REQUESTS
(a) In the immigration appeal judgment, on what date did the visa officer deny the husband's application for a permanent resident visa?
(b) Duplicate the part of the immigration appeal judgment that begins at the words "Judgment: October 10, 2012." and stops after the words "her husband, Mr.".
(c) Go on with the immigration appeal judgment from the point where it stops.
* start TEXT PROVIDED *
Heard: September 11, 2012.
Judgment: October 10, 2012.
(41 paras.)
REASONS FOR JUDGMENT AND JUDGMENT
1 GAGNÉ J.:-- This is an application by Mrs.
Cunie Bangayan Dalumay [the Applicant] for judicial review of a decision of the
Immigration Appeal Division of the Immigration and Refugee Board [IAD],
rendered on December 20, 2011, wherein the IAD denied the applicant's appeal
from a visa officer's refusal of her application to sponsor her husband, Mr.
Jorge Garcia Vasquez, for a permanent resident visa. The IAD found that the
applicant's marriage was entered into primarily for the purpose of acquiring a
status or privilege under the Immigration and Refugee
Protection Act, SC 2001, c 27 [Act] and was not
genuine, pursuant to subsection 4(1) of the Immigration
and Refugee Protection Regulations, SOR/2002-227
[Regulations].
2 For
the reasons that follow, I have come to the conclusion that this application
for judicial review should be dismissed. In light of the current state of the
law, the decision under review is reasonable.
Background
3 The
applicant is a 39 year old Canadian citizen of Philippine origin. Since June
14, 2008, she has been married to a 41 year old citizen of Mexico who currently
lives in Mexico, but was a failed refugee claimant in Canada at the time of
their marriage.
4 In
October 2008, the applicant's husband applied for a permanent resident visa as
a member of the family class pursuant to subsection 12(1) of the Act, with the
applicant as his sponsor. He was interviewed on March 11, 2009, and a visa
officer of the Embassy of Canada in Mexico denied the application on April 15,
2009.
5 The
officer found that the circumstances of the couple's marriage did not appear
consistent with a genuine relationship. This conclusion was based mainly on the
fact that the applicant's husband is a failed refugee claimant; his claim was
dismissed in 2005 and a removal order was issued against him on August 26,
2006. The applicant's husband subsequently applied for a work permit; this
application was also refused on June 19, 2007. The officer found that because
the applicant's husband voluntarily left Canada only after he had married his
Canadian sponsor, he appeared to have entered into this marriage primarily to
gain a benefit under the Act.
6 On
appeal de novo before the IAD,
the testimony of the applicant and her spouse as to how they first met, the
development of their relationship, and the circumstances of their eventual
marriage was found to be consistent and credible. The Court therefore relies on
the facts as set out in the IAD's reasons.
7 The
applicant and her husband first met in December 2006 through a common friend.
They later got in touch and the applicant invited her future husband to a
singles party organized at her church in February 2007. After the event, the
applicant's husband started attending her church and was eventually baptized in
March 2007. The applicant and her husband started developing a closer
relationship in the spring of 2007.
* end TEXT PROVIDED *
* start DATA PROVIDED *
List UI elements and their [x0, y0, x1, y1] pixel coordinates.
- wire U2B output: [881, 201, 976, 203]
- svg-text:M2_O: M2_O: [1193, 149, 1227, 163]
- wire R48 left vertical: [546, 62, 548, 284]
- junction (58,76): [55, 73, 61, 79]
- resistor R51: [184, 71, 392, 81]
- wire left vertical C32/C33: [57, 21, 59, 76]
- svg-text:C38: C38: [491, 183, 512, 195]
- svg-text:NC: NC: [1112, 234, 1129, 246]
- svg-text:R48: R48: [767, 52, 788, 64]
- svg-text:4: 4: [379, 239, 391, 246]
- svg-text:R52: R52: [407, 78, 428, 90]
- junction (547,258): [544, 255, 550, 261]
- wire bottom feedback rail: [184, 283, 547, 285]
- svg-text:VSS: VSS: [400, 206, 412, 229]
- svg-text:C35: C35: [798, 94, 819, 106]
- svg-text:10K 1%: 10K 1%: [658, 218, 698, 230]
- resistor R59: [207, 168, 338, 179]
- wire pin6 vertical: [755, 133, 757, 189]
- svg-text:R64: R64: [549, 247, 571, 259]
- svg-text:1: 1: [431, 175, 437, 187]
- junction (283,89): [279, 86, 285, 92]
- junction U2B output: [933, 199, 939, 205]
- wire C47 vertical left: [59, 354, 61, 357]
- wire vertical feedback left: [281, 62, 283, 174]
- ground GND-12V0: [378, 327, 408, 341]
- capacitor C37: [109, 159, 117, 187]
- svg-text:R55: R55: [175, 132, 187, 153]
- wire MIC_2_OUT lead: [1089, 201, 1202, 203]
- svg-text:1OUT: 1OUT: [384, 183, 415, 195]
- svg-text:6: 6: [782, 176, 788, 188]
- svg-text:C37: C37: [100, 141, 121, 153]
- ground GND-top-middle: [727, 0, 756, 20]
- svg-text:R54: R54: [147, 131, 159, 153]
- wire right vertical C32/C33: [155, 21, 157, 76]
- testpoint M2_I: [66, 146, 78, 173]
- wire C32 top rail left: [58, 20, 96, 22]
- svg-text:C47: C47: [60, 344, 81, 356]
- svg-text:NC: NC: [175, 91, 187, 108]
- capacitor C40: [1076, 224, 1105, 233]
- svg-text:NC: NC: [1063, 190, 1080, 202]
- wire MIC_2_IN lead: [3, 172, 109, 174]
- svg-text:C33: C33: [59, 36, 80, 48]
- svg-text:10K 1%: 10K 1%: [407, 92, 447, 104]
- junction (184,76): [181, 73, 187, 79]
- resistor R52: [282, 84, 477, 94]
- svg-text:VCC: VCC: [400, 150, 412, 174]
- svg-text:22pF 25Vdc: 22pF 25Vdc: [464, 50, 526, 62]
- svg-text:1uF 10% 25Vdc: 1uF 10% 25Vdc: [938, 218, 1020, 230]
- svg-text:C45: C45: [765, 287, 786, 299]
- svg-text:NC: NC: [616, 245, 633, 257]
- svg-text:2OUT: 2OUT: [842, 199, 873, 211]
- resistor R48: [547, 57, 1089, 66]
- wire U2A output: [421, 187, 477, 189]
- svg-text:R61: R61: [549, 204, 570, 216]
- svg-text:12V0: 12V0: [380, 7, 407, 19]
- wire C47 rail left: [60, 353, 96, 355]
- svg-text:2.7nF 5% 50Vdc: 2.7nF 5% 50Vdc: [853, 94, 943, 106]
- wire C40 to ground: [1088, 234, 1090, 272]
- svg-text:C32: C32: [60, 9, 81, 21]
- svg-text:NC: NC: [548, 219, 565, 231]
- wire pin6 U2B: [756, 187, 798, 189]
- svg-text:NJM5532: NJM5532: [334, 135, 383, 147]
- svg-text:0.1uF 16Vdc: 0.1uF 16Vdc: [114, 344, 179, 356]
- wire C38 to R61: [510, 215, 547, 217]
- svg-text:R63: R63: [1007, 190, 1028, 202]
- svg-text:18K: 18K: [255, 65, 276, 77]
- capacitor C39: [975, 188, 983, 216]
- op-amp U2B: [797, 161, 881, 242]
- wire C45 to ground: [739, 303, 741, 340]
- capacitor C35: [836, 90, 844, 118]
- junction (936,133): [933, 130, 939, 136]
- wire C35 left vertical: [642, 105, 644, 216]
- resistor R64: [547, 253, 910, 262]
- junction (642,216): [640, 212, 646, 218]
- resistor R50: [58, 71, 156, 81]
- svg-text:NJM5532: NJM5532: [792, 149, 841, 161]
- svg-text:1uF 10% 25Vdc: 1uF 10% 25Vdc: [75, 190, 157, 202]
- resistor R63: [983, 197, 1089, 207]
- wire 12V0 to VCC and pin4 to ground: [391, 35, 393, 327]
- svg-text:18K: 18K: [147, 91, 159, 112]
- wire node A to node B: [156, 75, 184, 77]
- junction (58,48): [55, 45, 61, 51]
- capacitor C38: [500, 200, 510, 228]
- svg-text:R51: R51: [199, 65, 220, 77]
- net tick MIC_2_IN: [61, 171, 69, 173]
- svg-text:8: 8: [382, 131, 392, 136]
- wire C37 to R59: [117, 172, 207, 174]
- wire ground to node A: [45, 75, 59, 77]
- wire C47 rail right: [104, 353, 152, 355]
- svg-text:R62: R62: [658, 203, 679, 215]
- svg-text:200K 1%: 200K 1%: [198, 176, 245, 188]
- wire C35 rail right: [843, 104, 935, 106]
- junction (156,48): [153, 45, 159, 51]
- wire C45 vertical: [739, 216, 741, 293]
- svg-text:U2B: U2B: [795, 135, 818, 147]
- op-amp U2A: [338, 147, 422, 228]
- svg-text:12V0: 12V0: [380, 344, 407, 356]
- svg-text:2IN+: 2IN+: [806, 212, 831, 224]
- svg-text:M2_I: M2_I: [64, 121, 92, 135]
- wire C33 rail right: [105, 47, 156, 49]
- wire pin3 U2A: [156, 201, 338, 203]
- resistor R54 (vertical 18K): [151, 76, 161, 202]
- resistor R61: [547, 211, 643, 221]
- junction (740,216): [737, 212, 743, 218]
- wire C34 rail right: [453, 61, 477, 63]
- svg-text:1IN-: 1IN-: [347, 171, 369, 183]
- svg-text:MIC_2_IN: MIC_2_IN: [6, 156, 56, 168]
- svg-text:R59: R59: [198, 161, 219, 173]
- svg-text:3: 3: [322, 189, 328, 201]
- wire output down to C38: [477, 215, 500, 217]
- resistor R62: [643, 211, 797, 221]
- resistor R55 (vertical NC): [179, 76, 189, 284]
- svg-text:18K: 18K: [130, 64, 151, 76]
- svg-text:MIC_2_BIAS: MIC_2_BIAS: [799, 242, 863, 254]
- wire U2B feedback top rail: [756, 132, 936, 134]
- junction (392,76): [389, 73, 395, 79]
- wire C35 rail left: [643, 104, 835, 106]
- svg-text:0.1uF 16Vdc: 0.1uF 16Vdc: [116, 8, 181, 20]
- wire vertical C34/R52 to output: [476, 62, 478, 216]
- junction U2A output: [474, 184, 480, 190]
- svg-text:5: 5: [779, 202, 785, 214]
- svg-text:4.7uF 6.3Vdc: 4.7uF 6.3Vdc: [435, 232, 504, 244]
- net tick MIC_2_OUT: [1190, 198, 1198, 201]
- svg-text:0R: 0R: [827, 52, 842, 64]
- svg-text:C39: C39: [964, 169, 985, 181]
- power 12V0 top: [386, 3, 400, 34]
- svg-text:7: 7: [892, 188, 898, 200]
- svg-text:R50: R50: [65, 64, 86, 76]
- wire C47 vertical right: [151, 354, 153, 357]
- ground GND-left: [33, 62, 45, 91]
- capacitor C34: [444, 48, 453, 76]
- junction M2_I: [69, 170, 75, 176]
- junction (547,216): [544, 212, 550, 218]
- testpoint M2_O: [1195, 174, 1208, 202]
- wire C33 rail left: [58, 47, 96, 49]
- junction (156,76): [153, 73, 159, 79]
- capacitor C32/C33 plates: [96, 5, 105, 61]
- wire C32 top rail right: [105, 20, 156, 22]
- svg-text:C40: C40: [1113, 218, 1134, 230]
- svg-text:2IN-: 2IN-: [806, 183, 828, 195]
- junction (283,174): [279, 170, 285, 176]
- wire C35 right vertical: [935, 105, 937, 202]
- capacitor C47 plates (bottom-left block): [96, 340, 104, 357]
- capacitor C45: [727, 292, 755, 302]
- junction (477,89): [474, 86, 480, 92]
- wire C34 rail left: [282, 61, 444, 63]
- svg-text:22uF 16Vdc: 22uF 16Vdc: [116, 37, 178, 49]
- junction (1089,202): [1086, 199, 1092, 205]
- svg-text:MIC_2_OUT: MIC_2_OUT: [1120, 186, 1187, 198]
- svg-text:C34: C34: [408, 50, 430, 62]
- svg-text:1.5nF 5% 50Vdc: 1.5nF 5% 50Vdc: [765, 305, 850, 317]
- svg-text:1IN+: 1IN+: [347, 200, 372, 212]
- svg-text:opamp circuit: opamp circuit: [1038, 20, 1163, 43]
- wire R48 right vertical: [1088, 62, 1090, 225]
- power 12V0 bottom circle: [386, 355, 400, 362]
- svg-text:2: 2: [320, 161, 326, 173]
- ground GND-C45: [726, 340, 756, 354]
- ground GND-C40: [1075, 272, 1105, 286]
* end DATA PROVIDED *
TASK-BY-TASK RESULTS
(a) April 15, 2009.

(b)
Judgment: October 10, 2012.
(41 paras.)
REASONS FOR JUDGMENT AND JUDGMENT
1 GAGNÉ J.:-- This is an application by Mrs.
Cunie Bangayan Dalumay [the Applicant] for judicial review of a decision of the
Immigration Appeal Division of the Immigration and Refugee Board [IAD],
rendered on December 20, 2011, wherein the IAD denied the applicant's appeal
from a visa officer's refusal of her application to sponsor her husband, Mr.

(c)
8 The
applicant testified that she learned of her husband's failed refugee claim the
second time they met. She explained that, at the time, he was studying and
working but he was anxious because of his precarious immigration situation.
However, he was not scared to befriend her because he trusted her.
9 As
their relationship became more intimate, the couple started talking about their
potential future together and possible marriage. This started around May 2007,
although the applicant felt it was too early in the relationship. In January
2008, the applicant met her husband's son when he came to visit Canada. In
February 2008, the couple moved in together and the applicant purchased a life
insurance policy naming her husband as the beneficiary. When living together,
the applicant and her husband both worked and contributed to the charges of the
household.
10 The
applicant's husband first proposed in December 2007, and reiterated his
proposal on May 19, 2008 in the presence of the applicant's family and friends
at her uncle's birthday party. The couple married on June 14, 2008 in a church
wedding attended by her employer, her godparents, and her uncle, cousins and
friends. However, neither his nor her parents were able to attend the wedding
for health and financial reasons.
11 The
applicant's husband returned to Mexico on August 24, 2008, as he was under a
deportation order. The applicant accompanied him on this trip and has traveled
to Mexico once a year since 2008 to visit him and his family. They also
regularly speak on the phone and exchange text messages. The applicant
explained that the trips are costly so that she is unable to travel to Mexico
more frequently.
12 The
applicant's husband has been unemployed since returning to Mexico in 2008. He
is financially dependant upon the applicant to send him money on a monthly
basis and pay his bills. He has not traveled to Canada since he left, both for
financial reasons and because of his mother's health. He was also unable to
join his wife in the Philippines for the funeral of her mother in February
2011. However, he did finance a two-week trip to London in August 2009,
allegedly with the money he earned from odd jobs such as cleaning and painting.
The applicant's husband was still unemployed at the time of the IAD hearing on
November 2, 2011.
13 As
for the applicant, she works three jobs (as a retail worker and as a
housekeeper) for a total of 60 to 70 hours per week. She sends her husband some
$300 per month; that is to say approximately half of her disposable monthly
income, after having paid her rent.
14 The
IAD stated that the key concerns of the visa officer included the fact that the
applicant was a failed refugee claimant and was subject to a removal order
(which made the development of the relationship not credible), and that their parents
were not present at the wedding. The IAD sought to clarify the issues of
credibility and the motivations of the applicant's husband, as well as the
compatibility of the couple.
15 As
mentioned earlier, the IAD found the applicant's testimony to be forthright and
credible. However, the IAD stated that it attached a "moderate
weight" to the documentary evidence disclosed in support of the
genuineness of the marriage, which included the applicant's provision of
financial support, communication in the form of emails, cards and
telephone/internet telephone conversations, and proof of the applicant's
travels to Mexico.
16 The
IAD accepted the explanations given by both the applicant and her husband in
regards to their parents' absence at their wedding. Rather, the factors to
which the IAD attached greater weight were: (1) the status (or lack of status)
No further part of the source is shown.